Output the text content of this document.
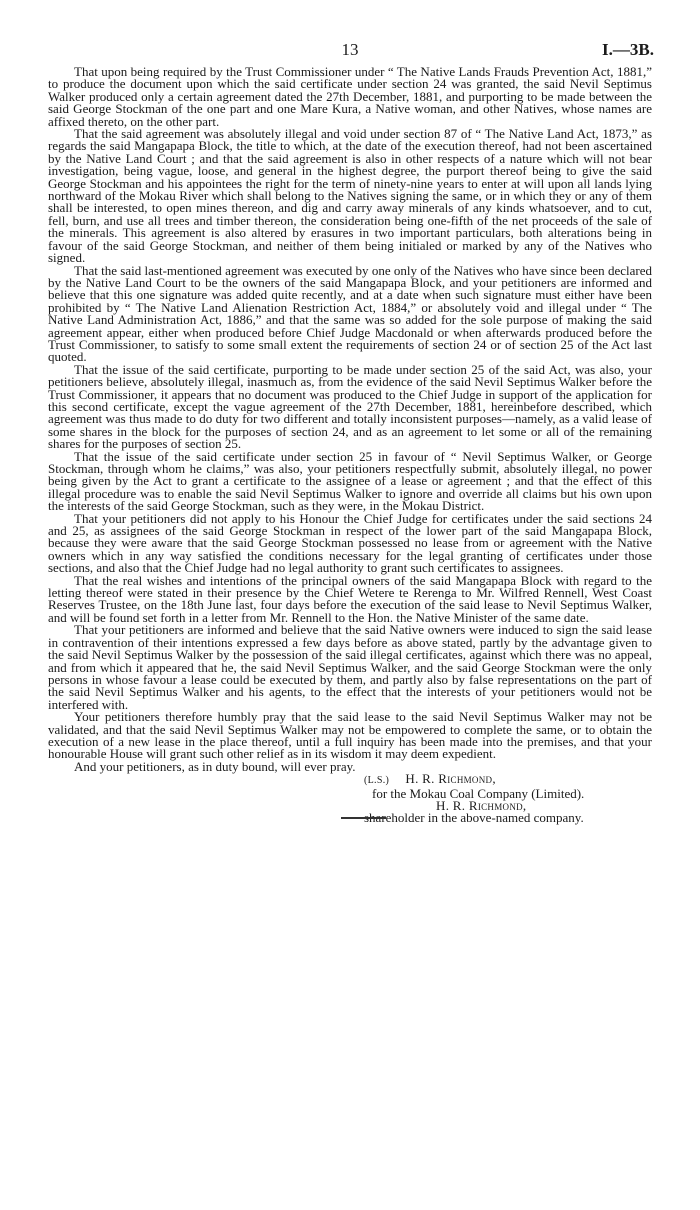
13	I.—3B.

That upon being required by the Trust Commissioner under “ The Native Lands Frauds Prevention Act, 1881,” to produce the document upon which the said certificate under section 24 was granted, the said Nevil Septimus Walker produced only a certain agreement dated the 27th December, 1881, and purporting to be made between the said George Stockman of the one part and one Mare Kura, a Native woman, and other Natives, whose names are affixed thereto, on the other part.

That the said agreement was absolutely illegal and void under section 87 of “ The Native Land Act, 1873,” as regards the said Mangapapa Block, the title to which, at the date of the execution thereof, had not been ascertained by the Native Land Court ; and that the said agreement is also in other respects of a nature which will not bear investigation, being vague, loose, and general in the highest degree, the purport thereof being to give the said George Stockman and his appointees the right for the term of ninety-nine years to enter at will upon all lands lying northward of the Mokau River which shall belong to the Natives signing the same, or in which they or any of them shall be interested, to open mines thereon, and dig and carry away minerals of any kinds whatsoever, and to cut, fell, burn, and use all trees and timber thereon, the consideration being one-fifth of the net proceeds of the sale of the minerals. This agreement is also altered by erasures in two important particulars, both alterations being in favour of the said George Stockman, and neither of them being initialed or marked by any of the Natives who signed.

That the said last-mentioned agreement was executed by one only of the Natives who have since been declared by the Native Land Court to be the owners of the said Mangapapa Block, and your petitioners are informed and believe that this one signature was added quite recently, and at a date when such signature must either have been prohibited by “ The Native Land Alienation Restriction Act, 1884,” or absolutely void and illegal under “ The Native Land Administration Act, 1886,” and that the same was so added for the sole purpose of making the said agreement appear, either when produced before Chief Judge Macdonald or when afterwards produced before the Trust Commissioner, to satisfy to some small extent the requirements of section 24 or of section 25 of the Act last quoted.

That the issue of the said certificate, purporting to be made under section 25 of the said Act, was also, your petitioners believe, absolutely illegal, inasmuch as, from the evidence of the said Nevil Septimus Walker before the Trust Commissioner, it appears that no document was produced to the Chief Judge in support of the application for this second certificate, except the vague agreement of the 27th December, 1881, hereinbefore described, which agreement was thus made to do duty for two different and totally inconsistent purposes—namely, as a valid lease of some shares in the block for the purposes of section 24, and as an agreement to let some or all of the remaining shares for the purposes of section 25.

That the issue of the said certificate under section 25 in favour of “ Nevil Septimus Walker, or George Stockman, through whom he claims,” was also, your petitioners respectfully submit, absolutely illegal, no power being given by the Act to grant a certificate to the assignee of a lease or agreement ; and that the effect of this illegal procedure was to enable the said Nevil Septimus Walker to ignore and override all claims but his own upon the interests of the said George Stockman, such as they were, in the Mokau District.

That your petitioners did not apply to his Honour the Chief Judge for certificates under the said sections 24 and 25, as assignees of the said George Stockman in respect of the lower part of the said Mangapapa Block, because they were aware that the said George Stockman possessed no lease from or agreement with the Native owners which in any way satisfied the conditions necessary for the legal granting of certificates under those sections, and also that the Chief Judge had no legal authority to grant such certificates to assignees.

That the real wishes and intentions of the principal owners of the said Mangapapa Block with regard to the letting thereof were stated in their presence by the Chief Wetere te Rerenga to Mr. Wilfred Rennell, West Coast Reserves Trustee, on the 18th June last, four days before the execution of the said lease to Nevil Septimus Walker, and will be found set forth in a letter from Mr. Rennell to the Hon. the Native Minister of the same date.

That your petitioners are informed and believe that the said Native owners were induced to sign the said lease in contravention of their intentions expressed a few days before as above stated, partly by the advantage given to the said Nevil Septimus Walker by the possession of the said illegal certificates, against which there was no appeal, and from which it appeared that he, the said Nevil Septimus Walker, and the said George Stockman were the only persons in whose favour a lease could be executed by them, and partly also by false representations on the part of the said Nevil Septimus Walker and his agents, to the effect that the interests of your petitioners would not be interfered with.

Your petitioners therefore humbly pray that the said lease to the said Nevil Septimus Walker may not be validated, and that the said Nevil Septimus Walker may not be empowered to complete the same, or to obtain the execution of a new lease in the place thereof, until a full inquiry has been made into the premises, and that your honourable House will grant such other relief as in its wisdom it may deem expedient.

And your petitioners, as in duty bound, will ever pray.

(L.S.) H. R. Richmond,
for the Mokau Coal Company (Limited).
H. R. Richmond,
shareholder in the above-named company.
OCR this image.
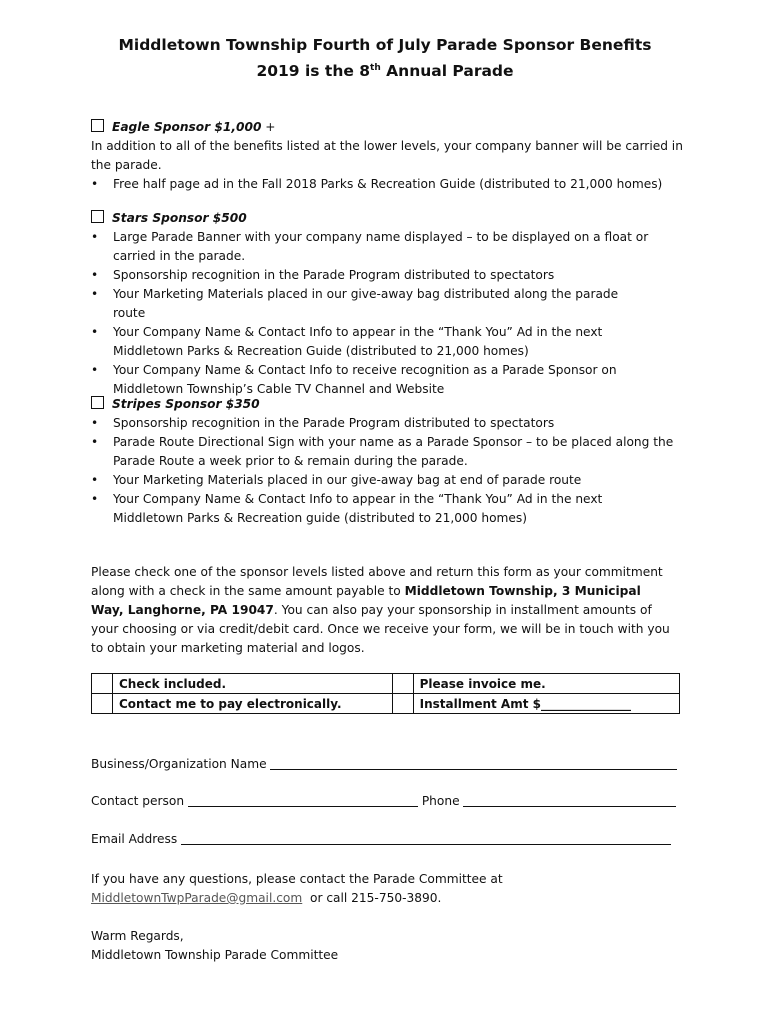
Middletown Township Fourth of July Parade Sponsor Benefits
2019 is the 8th Annual Parade
Eagle Sponsor $1,000 +
In addition to all of the benefits listed at the lower levels, your company banner will be carried in the parade.
• Free half page ad in the Fall 2018 Parks & Recreation Guide (distributed to 21,000 homes)
Stars Sponsor $500
• Large Parade Banner with your company name displayed – to be displayed on a float or carried in the parade.
• Sponsorship recognition in the Parade Program distributed to spectators
• Your Marketing Materials placed in our give-away bag distributed along the parade route
• Your Company Name & Contact Info to appear in the “Thank You” Ad in the next Middletown Parks & Recreation Guide (distributed to 21,000 homes)
• Your Company Name & Contact Info to receive recognition as a Parade Sponsor on Middletown Township’s Cable TV Channel and Website
Stripes Sponsor $350
• Sponsorship recognition in the Parade Program distributed to spectators
• Parade Route Directional Sign with your name as a Parade Sponsor – to be placed along the Parade Route a week prior to & remain during the parade.
• Your Marketing Materials placed in our give-away bag at end of parade route
• Your Company Name & Contact Info to appear in the “Thank You” Ad in the next Middletown Parks & Recreation guide (distributed to 21,000 homes)
Please check one of the sponsor levels listed above and return this form as your commitment along with a check in the same amount payable to Middletown Township, 3 Municipal Way, Langhorne, PA 19047. You can also pay your sponsorship in installment amounts of your choosing or via credit/debit card. Once we receive your form, we will be in touch with you to obtain your marketing material and logos.
	Check included.		Please invoice me.
	Contact me to pay electronically.		Installment Amt $_______________
Business/Organization Name
Contact person	Phone
Email Address
If you have any questions, please contact the Parade Committee at
MiddletownTwpParade@gmail.com  or call 215-750-3890.
Warm Regards,
Middletown Township Parade Committee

——————

**The task**: Tell how many lines of the records above hold the string "Committee". Give no other text.

**Worked solution**: 2